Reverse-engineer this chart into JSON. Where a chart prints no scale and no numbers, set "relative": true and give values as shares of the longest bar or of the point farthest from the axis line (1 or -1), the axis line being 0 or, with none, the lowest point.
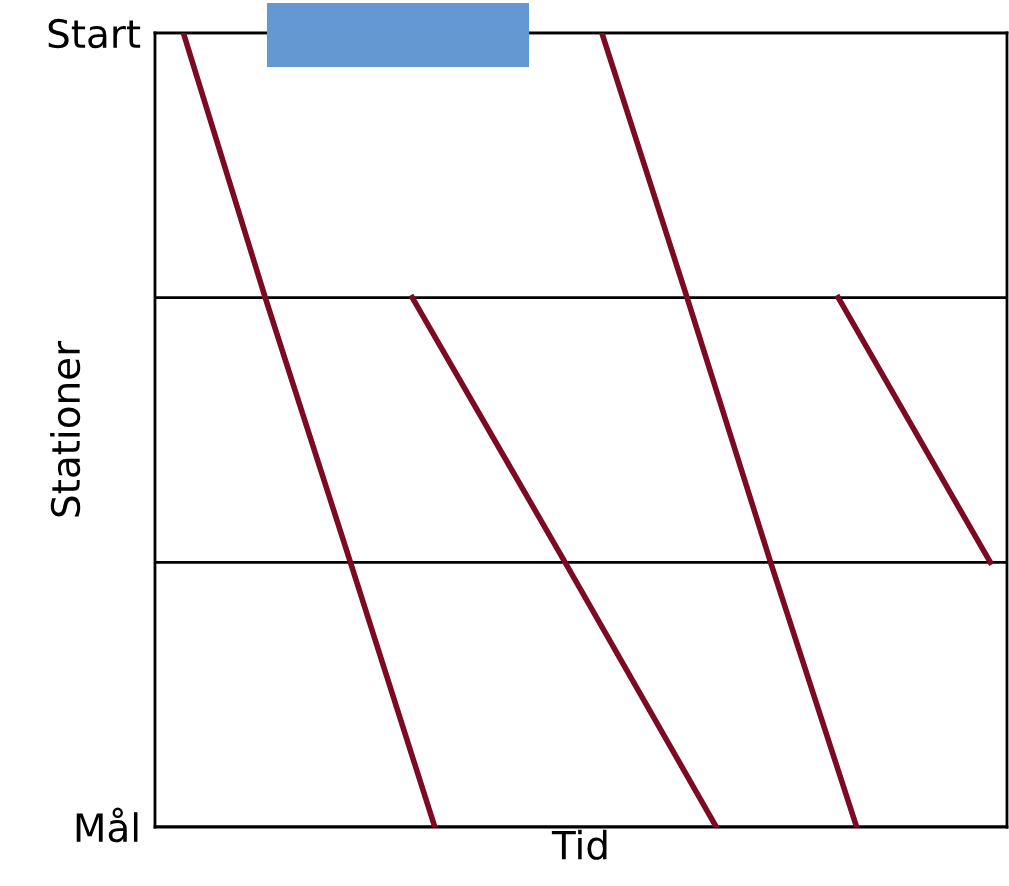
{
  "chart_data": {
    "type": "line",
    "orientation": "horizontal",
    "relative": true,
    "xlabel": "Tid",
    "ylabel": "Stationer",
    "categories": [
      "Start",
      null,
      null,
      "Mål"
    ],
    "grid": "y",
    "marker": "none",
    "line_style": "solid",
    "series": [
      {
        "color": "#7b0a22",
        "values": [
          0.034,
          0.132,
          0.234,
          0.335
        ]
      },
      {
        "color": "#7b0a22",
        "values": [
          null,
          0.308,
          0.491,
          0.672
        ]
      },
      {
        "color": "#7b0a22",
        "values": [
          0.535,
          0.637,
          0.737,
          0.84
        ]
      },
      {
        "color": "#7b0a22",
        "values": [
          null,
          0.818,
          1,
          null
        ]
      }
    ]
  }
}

▬▬▬

Directions for this task: Write out the entries above word for word. Do not include the pictures.

Result below:
Reverse-engineer this chart into JSON. Where a chart prints no scale and no numbers, set "relative": true and give values as shares of the longest bar or of the point farthest from the axis line (1 or -1), the axis line being 0 or, with none, the lowest point.
{
  "chart_data": {
    "type": "line",
    "orientation": "horizontal",
    "relative": true,
    "xlabel": "Tid",
    "ylabel": "Stationer",
    "categories": [
      "Start",
      null,
      null,
      "Mål"
    ],
    "grid": "y",
    "marker": "none",
    "line_style": "solid",
    "series": [
      {
        "color": "#7b0a22",
        "values": [
          0.034,
          0.132,
          0.234,
          0.335
        ]
      },
      {
        "color": "#7b0a22",
        "values": [
          null,
          0.308,
          0.491,
          0.672
        ]
      },
      {
        "color": "#7b0a22",
        "values": [
          0.535,
          0.637,
          0.737,
          0.84
        ]
      },
      {
        "color": "#7b0a22",
        "values": [
          null,
          0.818,
          1,
          null
        ]
      }
    ]
  }
}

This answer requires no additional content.